= Excerpted records =
- - -

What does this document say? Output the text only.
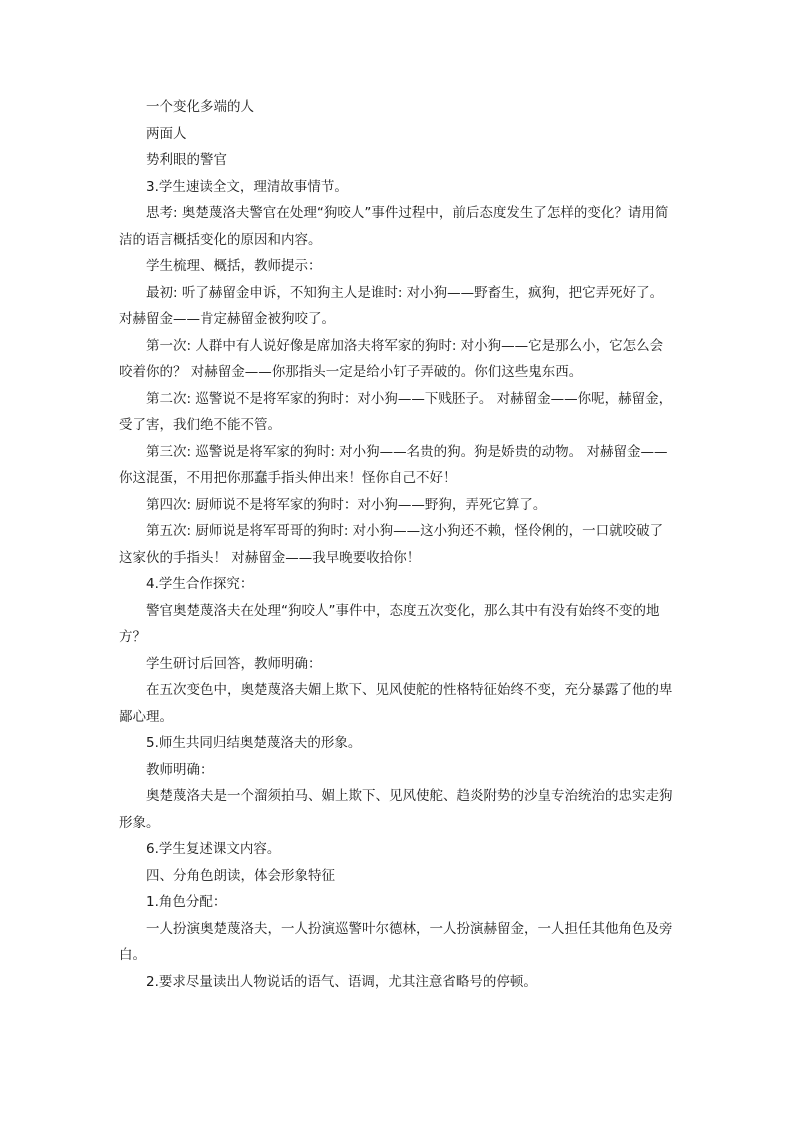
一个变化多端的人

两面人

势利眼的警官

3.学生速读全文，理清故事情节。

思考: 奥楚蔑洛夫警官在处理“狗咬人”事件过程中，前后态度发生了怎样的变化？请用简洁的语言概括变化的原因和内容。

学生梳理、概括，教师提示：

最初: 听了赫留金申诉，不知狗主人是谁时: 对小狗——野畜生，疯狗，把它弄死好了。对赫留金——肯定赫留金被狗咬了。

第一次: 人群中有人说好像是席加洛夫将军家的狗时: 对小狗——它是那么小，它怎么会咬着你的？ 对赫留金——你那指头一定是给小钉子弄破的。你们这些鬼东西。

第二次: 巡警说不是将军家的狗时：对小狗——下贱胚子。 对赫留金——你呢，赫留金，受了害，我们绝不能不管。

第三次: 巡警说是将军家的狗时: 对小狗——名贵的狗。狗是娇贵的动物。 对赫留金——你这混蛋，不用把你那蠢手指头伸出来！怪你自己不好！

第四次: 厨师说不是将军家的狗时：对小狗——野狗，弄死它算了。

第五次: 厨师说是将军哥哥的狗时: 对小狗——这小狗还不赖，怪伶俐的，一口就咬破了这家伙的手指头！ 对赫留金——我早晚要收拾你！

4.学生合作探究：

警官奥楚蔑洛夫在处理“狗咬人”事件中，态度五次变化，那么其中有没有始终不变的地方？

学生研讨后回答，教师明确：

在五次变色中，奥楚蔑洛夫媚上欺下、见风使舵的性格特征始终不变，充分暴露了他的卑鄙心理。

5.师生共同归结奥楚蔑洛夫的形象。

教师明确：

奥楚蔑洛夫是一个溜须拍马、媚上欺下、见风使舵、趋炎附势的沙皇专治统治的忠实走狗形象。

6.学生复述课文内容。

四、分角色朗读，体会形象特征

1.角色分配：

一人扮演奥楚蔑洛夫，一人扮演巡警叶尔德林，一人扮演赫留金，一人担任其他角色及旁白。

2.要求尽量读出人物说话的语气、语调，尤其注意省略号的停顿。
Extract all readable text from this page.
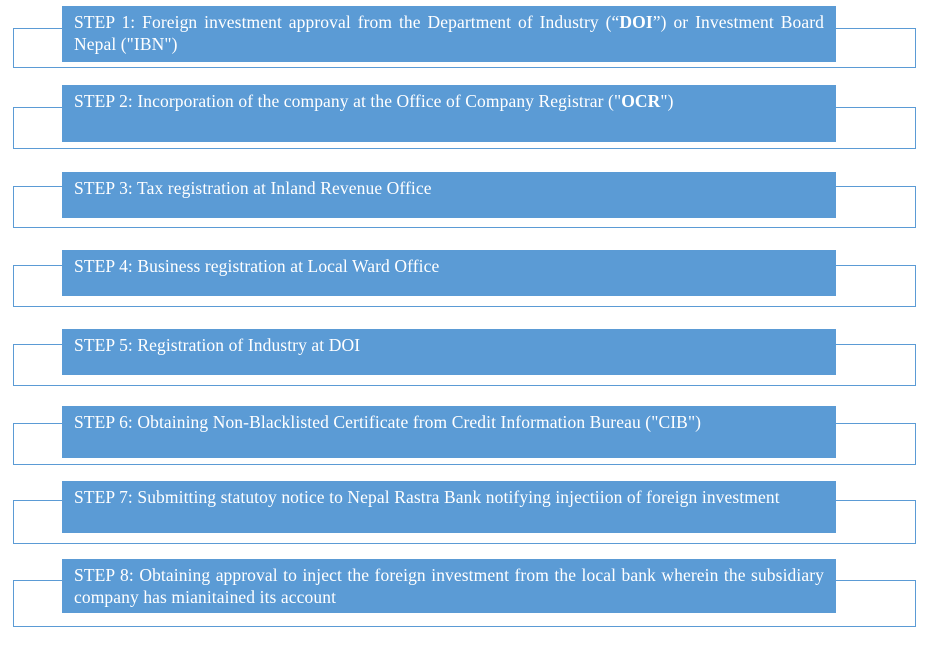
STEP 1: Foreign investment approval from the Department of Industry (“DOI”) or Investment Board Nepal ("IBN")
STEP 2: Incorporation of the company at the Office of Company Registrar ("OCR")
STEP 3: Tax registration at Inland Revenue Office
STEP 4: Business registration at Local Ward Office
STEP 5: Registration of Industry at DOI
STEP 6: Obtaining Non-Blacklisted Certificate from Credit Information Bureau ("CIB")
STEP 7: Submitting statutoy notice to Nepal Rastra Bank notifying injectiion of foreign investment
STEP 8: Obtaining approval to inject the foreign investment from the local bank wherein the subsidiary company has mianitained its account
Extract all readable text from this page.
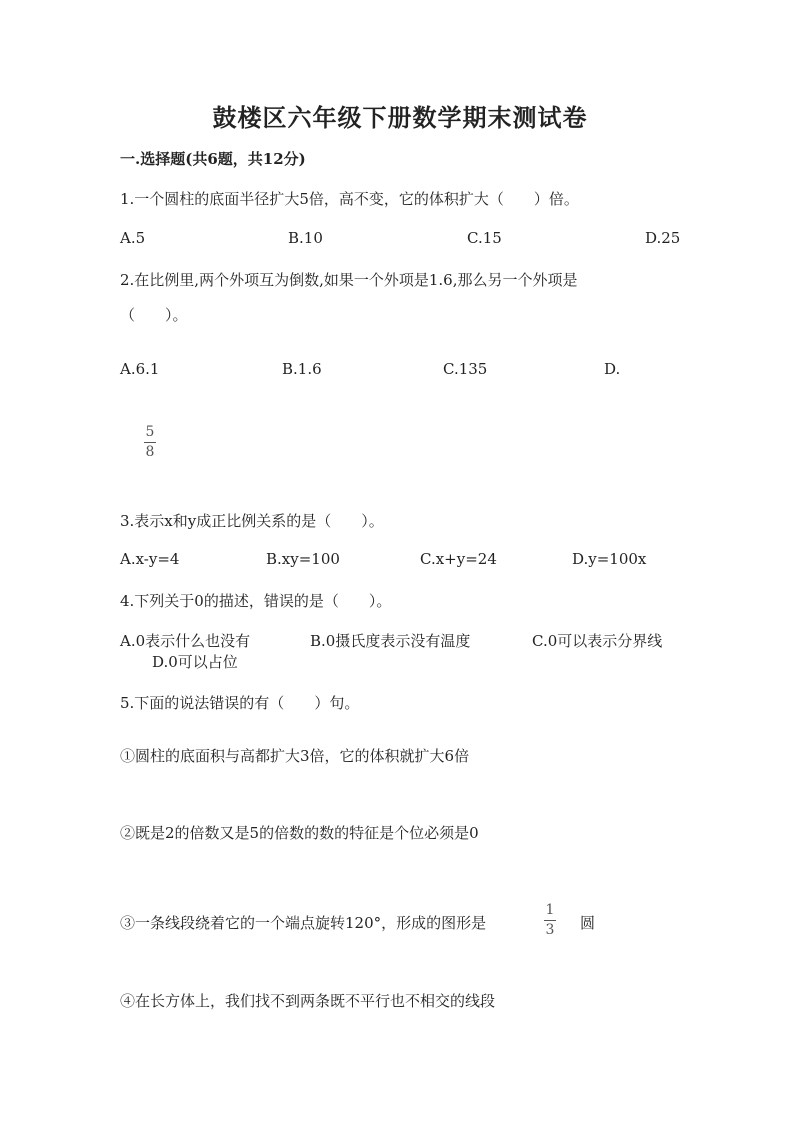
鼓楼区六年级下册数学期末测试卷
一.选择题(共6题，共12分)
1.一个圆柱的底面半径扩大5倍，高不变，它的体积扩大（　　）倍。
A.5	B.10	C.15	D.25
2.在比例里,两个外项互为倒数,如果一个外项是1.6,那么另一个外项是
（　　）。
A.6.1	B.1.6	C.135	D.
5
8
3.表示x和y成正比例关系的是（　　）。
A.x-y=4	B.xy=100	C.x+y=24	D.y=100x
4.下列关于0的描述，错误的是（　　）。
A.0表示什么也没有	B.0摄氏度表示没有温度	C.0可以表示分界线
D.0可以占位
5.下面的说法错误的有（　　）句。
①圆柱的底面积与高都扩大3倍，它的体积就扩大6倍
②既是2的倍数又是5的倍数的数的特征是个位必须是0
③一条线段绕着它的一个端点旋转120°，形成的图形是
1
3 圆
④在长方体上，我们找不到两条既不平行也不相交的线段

- - -

= Objective =
Every line above should be returned exactly; the pictures stay out.

= Output of the exercise =
What does this document say? Output the text only.
一个变化多端的人

两面人

势利眼的警官

3.学生速读全文，理清故事情节。

思考: 奥楚蔑洛夫警官在处理“狗咬人”事件过程中，前后态度发生了怎样的变化？请用简洁的语言概括变化的原因和内容。

学生梳理、概括，教师提示：

最初: 听了赫留金申诉，不知狗主人是谁时: 对小狗——野畜生，疯狗，把它弄死好了。对赫留金——肯定赫留金被狗咬了。

第一次: 人群中有人说好像是席加洛夫将军家的狗时: 对小狗——它是那么小，它怎么会咬着你的？ 对赫留金——你那指头一定是给小钉子弄破的。你们这些鬼东西。

第二次: 巡警说不是将军家的狗时：对小狗——下贱胚子。 对赫留金——你呢，赫留金，受了害，我们绝不能不管。

第三次: 巡警说是将军家的狗时: 对小狗——名贵的狗。狗是娇贵的动物。 对赫留金——你这混蛋，不用把你那蠢手指头伸出来！怪你自己不好！

第四次: 厨师说不是将军家的狗时：对小狗——野狗，弄死它算了。

第五次: 厨师说是将军哥哥的狗时: 对小狗——这小狗还不赖，怪伶俐的，一口就咬破了这家伙的手指头！ 对赫留金——我早晚要收拾你！

4.学生合作探究：

警官奥楚蔑洛夫在处理“狗咬人”事件中，态度五次变化，那么其中有没有始终不变的地方？

学生研讨后回答，教师明确：

在五次变色中，奥楚蔑洛夫媚上欺下、见风使舵的性格特征始终不变，充分暴露了他的卑鄙心理。

5.师生共同归结奥楚蔑洛夫的形象。

教师明确：

奥楚蔑洛夫是一个溜须拍马、媚上欺下、见风使舵、趋炎附势的沙皇专治统治的忠实走狗形象。

6.学生复述课文内容。

四、分角色朗读，体会形象特征

1.角色分配：

一人扮演奥楚蔑洛夫，一人扮演巡警叶尔德林，一人扮演赫留金，一人担任其他角色及旁白。

2.要求尽量读出人物说话的语气、语调，尤其注意省略号的停顿。
Extract all readable text from this page.
STEP 1: Foreign investment approval from the Department of Industry (“DOI”) or Investment Board Nepal ("IBN")
STEP 2: Incorporation of the company at the Office of Company Registrar ("OCR")
STEP 3: Tax registration at Inland Revenue Office
STEP 4: Business registration at Local Ward Office
STEP 5: Registration of Industry at DOI
STEP 6: Obtaining Non-Blacklisted Certificate from Credit Information Bureau ("CIB")
STEP 7: Submitting statutoy notice to Nepal Rastra Bank notifying injectiion of foreign investment
STEP 8: Obtaining approval to inject the foreign investment from the local bank wherein the subsidiary company has mianitained its account
Extract all readable text from this page.
鼓楼区六年级下册数学期末测试卷
一.选择题(共6题，共12分)
1.一个圆柱的底面半径扩大5倍，高不变，它的体积扩大（　　）倍。
A.5	B.10	C.15	D.25
2.在比例里,两个外项互为倒数,如果一个外项是1.6,那么另一个外项是
（　　）。
A.6.1	B.1.6	C.135	D.
5
8
3.表示x和y成正比例关系的是（　　）。
A.x-y=4	B.xy=100	C.x+y=24	D.y=100x
4.下列关于0的描述，错误的是（　　）。
A.0表示什么也没有	B.0摄氏度表示没有温度	C.0可以表示分界线
D.0可以占位
5.下面的说法错误的有（　　）句。
①圆柱的底面积与高都扩大3倍，它的体积就扩大6倍
②既是2的倍数又是5的倍数的数的特征是个位必须是0
③一条线段绕着它的一个端点旋转120°，形成的图形是
1
3 圆
④在长方体上，我们找不到两条既不平行也不相交的线段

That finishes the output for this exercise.